***** Alıntılanan metin
Yenileniyoruz... Tüm verilere ulaşamayabilirsiniz.

Türkiye Cumhuriyeti’nin, kutuplar arasında keskin bir hesaplaşmaya doğru gittiği görülüyor. Nehirde hareket eden bir kayığın, gittikçe hızlanarak şelaleye doğru sürüklenmesi gibi, 1923’te kurulan Cumhuriyet de 2014 yılında büyük bir ‘’tamam mı-devam mı’’ sınavı verecek.

Kilit tarih 2014 yılı Ağustos ayıdır.

Ağustos ayında halk 1000 yıldır ilk kez kendi başkanını doğrudan seçmek için sandık başına gidecek. (1000 yıl kavramı, içine Selçukluları ve Osmanlıları da alıyor.)

Bu kilit tarihe (yani şelelaye yaklaştıkça) yakın tarihimizle ilgili çarpıtmalar, kafa karıştırıcı yayınlar ve Atatürk’le ilgili yıpratma kampanyaları hız kazanıyor. Yeni kuşakların kafasında bambaşka bir tarih şekillendirmek istiyorlar. Bu nedenle, daha once de yazmış olduğum bazı tarihsel gerçeklerin duyulmasında, bilinmesinde yarar var.

***

AKP, Demokrat Parti’nin siyasi mirasçısı olduğunu öne sürüyor ama
Atatürk’e hakaret etmeyi cezalandırma amaçlı kanunu ilk kez çıkaran, CHP değil Demokrat Parti’dir.

Şimdi gelelim bu kanunun çıkış öyküsüne:

1950 sonları, 1951 başları.

Demokrat Parti iktidara gelmiş.

“Ticaniler” denilen fanatik bir tarikatın mensupları, ülkenin her yerinde Atatürk heykellerine, anıtlarına saldırmakta, kirletmekte, kırmakta; Atatürk’e söz ve yazıyla hakaret etmektedir.
**********
***** Kayıtlar
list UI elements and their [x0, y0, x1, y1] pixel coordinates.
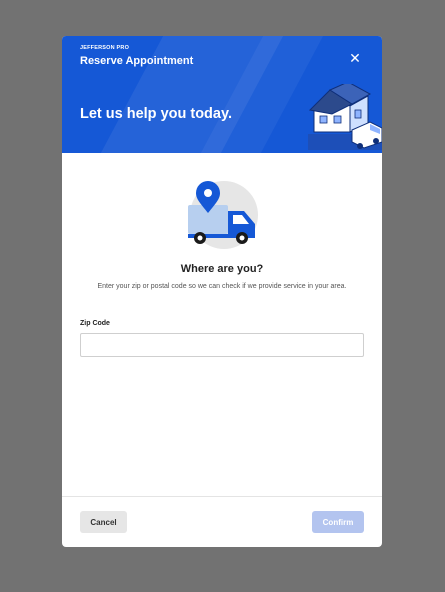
zip-code-label: Zip Code — [80, 320, 110, 327]
zip-code-input[interactable] — [80, 333, 364, 357]
location-description: Enter your zip or postal code so we can … — [97, 283, 347, 290]
house-van-illustration — [308, 84, 382, 150]
footer-divider — [62, 496, 382, 497]
delivery-truck-icon — [188, 181, 258, 249]
modal-title: Reserve Appointment — [80, 55, 194, 67]
modal-header: JEFFERSON PRO Reserve Appointment ✕ Let … — [62, 36, 382, 153]
reserve-appointment-modal: JEFFERSON PRO Reserve Appointment ✕ Let … — [62, 36, 382, 547]
cancel-button[interactable]: Cancel — [80, 511, 127, 533]
location-heading: Where are you? — [180, 263, 264, 275]
close-button[interactable]: ✕ — [347, 50, 363, 66]
header-tagline: Let us help you today. — [80, 106, 232, 122]
brand-label: JEFFERSON PRO — [80, 45, 130, 51]
close-icon: ✕ — [349, 50, 361, 66]
confirm-button[interactable]: Confirm — [312, 511, 364, 533]
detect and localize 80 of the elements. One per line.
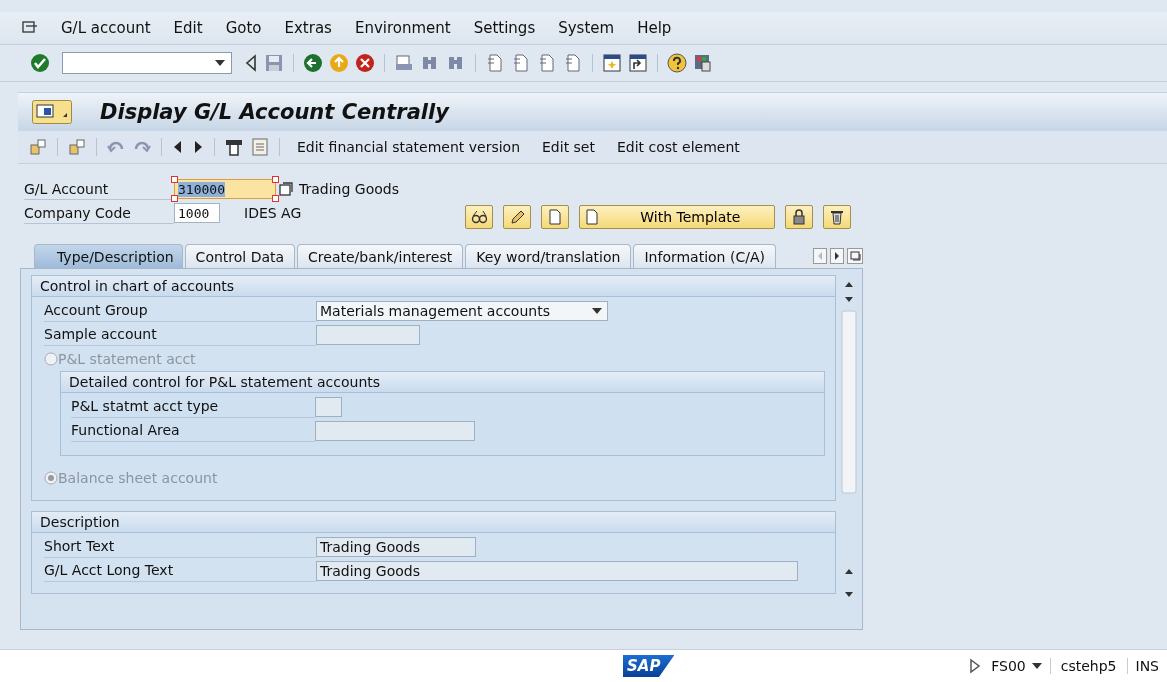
hierarchy-icon[interactable] [67, 137, 87, 157]
page-icon[interactable] [511, 53, 531, 73]
section-title: Control in chart of accounts [32, 276, 835, 297]
caret-icon [592, 308, 602, 314]
field-label: Sample account [44, 324, 316, 346]
command-field[interactable] [62, 52, 232, 74]
toolbar-button[interactable]: Edit set [534, 139, 603, 155]
shortcut-icon[interactable] [628, 53, 648, 73]
trash-button[interactable] [823, 205, 852, 229]
page-icon[interactable] [563, 53, 583, 73]
template-button[interactable]: With Template [579, 205, 776, 229]
tab-list-icon[interactable] [847, 248, 863, 264]
glasses-icon [471, 209, 488, 225]
field-label: Functional Area [71, 420, 315, 442]
input-field[interactable] [315, 397, 342, 417]
field-description: Trading Goods [299, 181, 399, 197]
group-title: Detailed control for P&L statement accounts [61, 372, 824, 393]
glasses-button[interactable] [465, 205, 494, 229]
input-field[interactable]: 1000 [174, 203, 220, 223]
tab[interactable]: Information (C/A) [633, 244, 776, 268]
menu-item[interactable]: System [558, 19, 615, 37]
triangle-icon[interactable] [969, 658, 982, 674]
menu-item[interactable]: Help [637, 19, 672, 37]
input-field[interactable]: Trading Goods [316, 537, 476, 557]
input-field[interactable]: Trading Goods [316, 561, 798, 581]
transaction-code[interactable]: FS00 [991, 658, 1051, 674]
logo: SAP [623, 655, 675, 677]
window-title: Display G/L Account Centrally [100, 100, 449, 124]
tab[interactable]: Create/bank/interest [297, 244, 464, 268]
menu-item[interactable]: Environment [354, 19, 451, 37]
menu-icon[interactable] [22, 21, 38, 35]
page-icon [547, 209, 564, 225]
section-title: Description [32, 512, 835, 533]
radio-label: P&L statement acct [58, 351, 196, 367]
menu-item[interactable]: Settings [473, 19, 536, 37]
toolbar-button[interactable]: Edit financial statement version [289, 139, 528, 155]
lock-icon [791, 209, 808, 225]
radio-label: Balance sheet account [58, 470, 218, 486]
caret-icon [215, 60, 225, 66]
layout-icon[interactable] [693, 53, 713, 73]
back-icon[interactable] [303, 53, 323, 73]
triangle-icon[interactable] [244, 53, 258, 73]
tab[interactable]: Control Data [184, 244, 296, 268]
menu-item[interactable]: Edit [173, 19, 203, 37]
input-field[interactable]: 310000 [174, 179, 276, 199]
menu-icon[interactable] [32, 100, 72, 124]
page-icon[interactable] [537, 53, 557, 73]
menu-item[interactable]: Goto [225, 19, 262, 37]
menu-item[interactable]: G/L account [61, 19, 151, 37]
field-description: IDES AG [244, 205, 302, 221]
page-button[interactable] [541, 205, 570, 229]
input-mode: INS [1126, 658, 1159, 674]
table-icon[interactable] [224, 137, 244, 157]
caret-icon [1031, 663, 1042, 669]
input-field[interactable] [315, 421, 475, 441]
cancel-icon[interactable] [355, 53, 375, 73]
dropdown[interactable]: Materials management accounts [316, 301, 608, 321]
tab[interactable]: Key word/translation [465, 244, 632, 268]
field-label: G/L Acct Long Text [44, 560, 316, 582]
copy-icon[interactable] [279, 182, 293, 196]
page-icon [584, 209, 601, 225]
field-label: P&L statmt acct type [71, 396, 315, 418]
help-icon[interactable] [667, 53, 687, 73]
server-name: cstehp5 [1060, 658, 1117, 674]
scroll-right-icon[interactable] [830, 248, 844, 264]
window-icon[interactable] [602, 53, 622, 73]
tab[interactable]: Type/Description [34, 244, 183, 268]
pencil-button[interactable] [503, 205, 532, 229]
page-icon[interactable] [485, 53, 505, 73]
field-label: Account Group [44, 300, 316, 322]
check-icon[interactable] [30, 53, 50, 73]
lock-button[interactable] [785, 205, 814, 229]
field-label: Short Text [44, 536, 316, 558]
input-field[interactable] [316, 325, 420, 345]
switch-icon[interactable] [28, 137, 48, 157]
pencil-icon [509, 209, 526, 225]
toolbar-button[interactable]: Edit cost element [609, 139, 748, 155]
trash-icon [829, 209, 846, 225]
menu-item[interactable]: Extras [284, 19, 332, 37]
print-icon[interactable] [394, 53, 414, 73]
**********
__Yapılacak iş__:
Alıntılanan metne göre, Atatürk'e hakaret etmeyi cezalandırma amaçlı kanunu ilk kez hangi parti çıkarmıştır?

__Alıştırma çıktısı__:
Demokrat Parti.